▸ **Directive**
Restate each line of the listing exactly, without carrying over any pictures.

▸ **Dataset entries**

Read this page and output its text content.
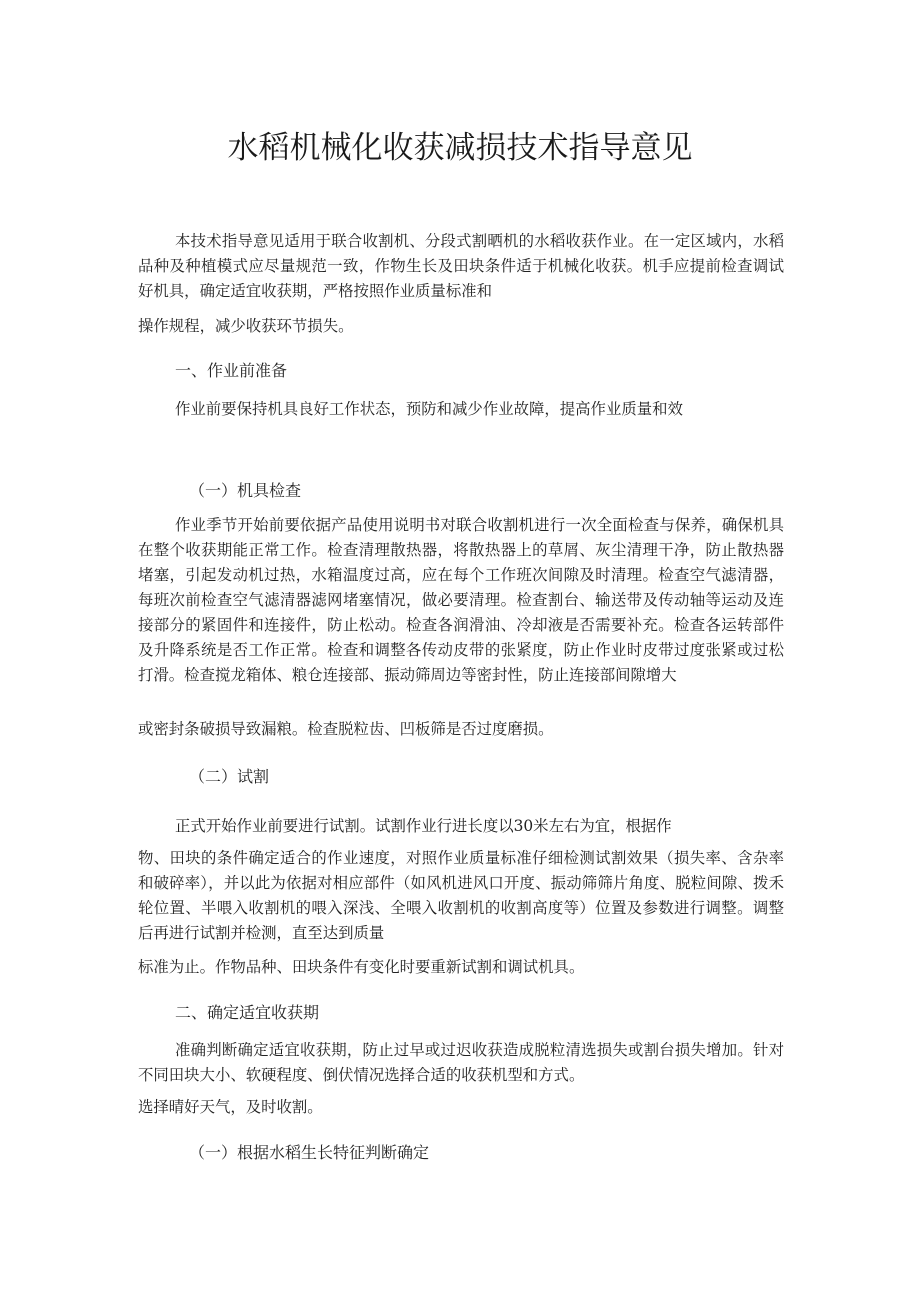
水稻机械化收获减损技术指导意见

本技术指导意见适用于联合收割机、分段式割晒机的水稻收获作业。在一定区域内，水稻品种及种植模式应尽量规范一致，作物生长及田块条件适于机械化收获。机手应提前检查调试好机具，确定适宜收获期，严格按照作业质量标准和

操作规程，减少收获环节损失。

一、作业前准备

作业前要保持机具良好工作状态，预防和减少作业故障，提高作业质量和效

（一）机具检查

作业季节开始前要依据产品使用说明书对联合收割机进行一次全面检查与保养，确保机具在整个收获期能正常工作。检查清理散热器，将散热器上的草屑、灰尘清理干净，防止散热器堵塞，引起发动机过热，水箱温度过高，应在每个工作班次间隙及时清理。检查空气滤清器，每班次前检查空气滤清器滤网堵塞情况，做必要清理。检查割台、输送带及传动轴等运动及连接部分的紧固件和连接件，防止松动。检查各润滑油、冷却液是否需要补充。检查各运转部件及升降系统是否工作正常。检查和调整各传动皮带的张紧度，防止作业时皮带过度张紧或过松打滑。检查搅龙箱体、粮仓连接部、振动筛周边等密封性，防止连接部间隙增大

或密封条破损导致漏粮。检查脱粒齿、凹板筛是否过度磨损。

（二）试割

正式开始作业前要进行试割。试割作业行进长度以30米左右为宜，根据作

物、田块的条件确定适合的作业速度，对照作业质量标准仔细检测试割效果（损失率、含杂率和破碎率），并以此为依据对相应部件（如风机进风口开度、振动筛筛片角度、脱粒间隙、拨禾轮位置、半喂入收割机的喂入深浅、全喂入收割机的收割高度等）位置及参数进行调整。调整后再进行试割并检测，直至达到质量

标准为止。作物品种、田块条件有变化时要重新试割和调试机具。

二、确定适宜收获期

准确判断确定适宜收获期，防止过早或过迟收获造成脱粒清选损失或割台损失增加。针对不同田块大小、软硬程度、倒伏情况选择合适的收获机型和方式。

选择晴好天气，及时收割。

（一）根据水稻生长特征判断确定
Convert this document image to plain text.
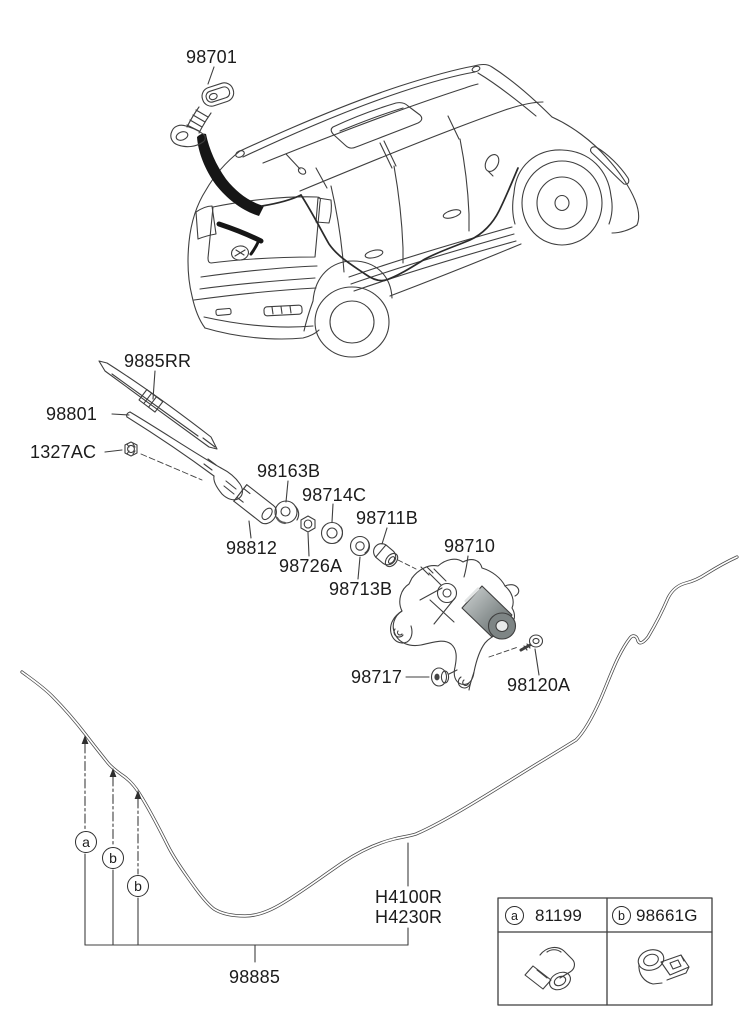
98701
9885RR
98801
1327AC
98163B
98714C
98711B
98710
98812
98726A
98713B
98717	98120A
H4100R
H4230R
98885
a
b
b
a	81199	b 98661G
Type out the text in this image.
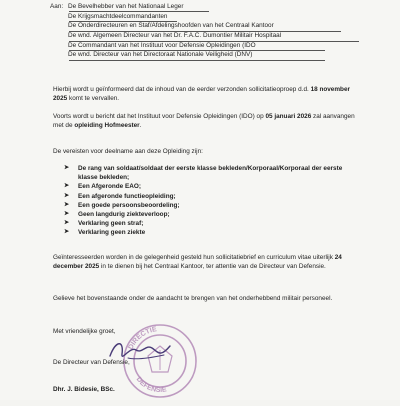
Aan: De Bevelhebber van het Nationaal Leger
De Krijgsmachtdeelcommandanten
De Onderdirecteuren en Staf/Afdelingshoofden van het Centraal Kantoor
De wnd. Algemeen Directeur van het Dr. F.A.C. Dumontier Militair Hospitaal
De Commandant van het Instituut voor Defensie Opleidingen (IDO
De wnd. Directeur van het Directoraat Nationale Veiligheid (DNV)
Hierbij wordt u geïnformeerd dat de inhoud van de eerder verzonden sollicitatieoproep d.d. 18 november 2025 komt te vervallen.
Voorts wordt u bericht dat het Instituut voor Defensie Opleidingen (IDO) op 05 januari 2026 zal aanvangen met de opleiding Hofmeester.
De vereisten voor deelname aan deze Opleiding zijn:
➤ De rang van soldaat/soldaat der eerste klasse bekleden/Korporaal/Korporaal der eerste klasse bekleden;
➤ Een Afgeronde EAO;
➤ Een afgeronde functieopleiding;
➤ Een goede persoonsbeoordeling;
➤ Geen langdurig ziekteverloop;
➤ Verklaring geen straf;
➤ Verklaring geen ziekte
Geïnteresseerden worden in de gelegenheid gesteld hun sollicitatiebrief en curriculum vitae uiterlijk 24 december 2025 in te dienen bij het Centraal Kantoor, ter attentie van de Directeur van Defensie.
Gelieve het bovenstaande onder de aandacht te brengen van het onderhebbend militair personeel.
Met vriendelijke groet,
DIRECTIE
DEFENSIE
De Directeur van Defensie,
Dhr. J. Bidesie, BSc.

▸ **Answer in full**
Read this page and output its text content.
水稻机械化收获减损技术指导意见

本技术指导意见适用于联合收割机、分段式割晒机的水稻收获作业。在一定区域内，水稻品种及种植模式应尽量规范一致，作物生长及田块条件适于机械化收获。机手应提前检查调试好机具，确定适宜收获期，严格按照作业质量标准和

操作规程，减少收获环节损失。

一、作业前准备

作业前要保持机具良好工作状态，预防和减少作业故障，提高作业质量和效

（一）机具检查

作业季节开始前要依据产品使用说明书对联合收割机进行一次全面检查与保养，确保机具在整个收获期能正常工作。检查清理散热器，将散热器上的草屑、灰尘清理干净，防止散热器堵塞，引起发动机过热，水箱温度过高，应在每个工作班次间隙及时清理。检查空气滤清器，每班次前检查空气滤清器滤网堵塞情况，做必要清理。检查割台、输送带及传动轴等运动及连接部分的紧固件和连接件，防止松动。检查各润滑油、冷却液是否需要补充。检查各运转部件及升降系统是否工作正常。检查和调整各传动皮带的张紧度，防止作业时皮带过度张紧或过松打滑。检查搅龙箱体、粮仓连接部、振动筛周边等密封性，防止连接部间隙增大

或密封条破损导致漏粮。检查脱粒齿、凹板筛是否过度磨损。

（二）试割

正式开始作业前要进行试割。试割作业行进长度以30米左右为宜，根据作

物、田块的条件确定适合的作业速度，对照作业质量标准仔细检测试割效果（损失率、含杂率和破碎率），并以此为依据对相应部件（如风机进风口开度、振动筛筛片角度、脱粒间隙、拨禾轮位置、半喂入收割机的喂入深浅、全喂入收割机的收割高度等）位置及参数进行调整。调整后再进行试割并检测，直至达到质量

标准为止。作物品种、田块条件有变化时要重新试割和调试机具。

二、确定适宜收获期

准确判断确定适宜收获期，防止过早或过迟收获造成脱粒清选损失或割台损失增加。针对不同田块大小、软硬程度、倒伏情况选择合适的收获机型和方式。

选择晴好天气，及时收割。

（一）根据水稻生长特征判断确定
Convert this document image to plain text.
98701
9885RR
98801
1327AC
98163B
98714C
98711B
98710
98812
98726A
98713B
98717	98120A
H4100R
H4230R
98885
a
b
b
a	81199	b 98661G
Type out the text in this image.
Aan: De Bevelhebber van het Nationaal Leger
De Krijgsmachtdeelcommandanten
De Onderdirecteuren en Staf/Afdelingshoofden van het Centraal Kantoor
De wnd. Algemeen Directeur van het Dr. F.A.C. Dumontier Militair Hospitaal
De Commandant van het Instituut voor Defensie Opleidingen (IDO
De wnd. Directeur van het Directoraat Nationale Veiligheid (DNV)
Hierbij wordt u geïnformeerd dat de inhoud van de eerder verzonden sollicitatieoproep d.d. 18 november 2025 komt te vervallen.
Voorts wordt u bericht dat het Instituut voor Defensie Opleidingen (IDO) op 05 januari 2026 zal aanvangen met de opleiding Hofmeester.
De vereisten voor deelname aan deze Opleiding zijn:
➤ De rang van soldaat/soldaat der eerste klasse bekleden/Korporaal/Korporaal der eerste klasse bekleden;
➤ Een Afgeronde EAO;
➤ Een afgeronde functieopleiding;
➤ Een goede persoonsbeoordeling;
➤ Geen langdurig ziekteverloop;
➤ Verklaring geen straf;
➤ Verklaring geen ziekte
Geïnteresseerden worden in de gelegenheid gesteld hun sollicitatiebrief en curriculum vitae uiterlijk 24 december 2025 in te dienen bij het Centraal Kantoor, ter attentie van de Directeur van Defensie.
Gelieve het bovenstaande onder de aandacht te brengen van het onderhebbend militair personeel.
Met vriendelijke groet,
DIRECTIE
DEFENSIE
De Directeur van Defensie,
Dhr. J. Bidesie, BSc.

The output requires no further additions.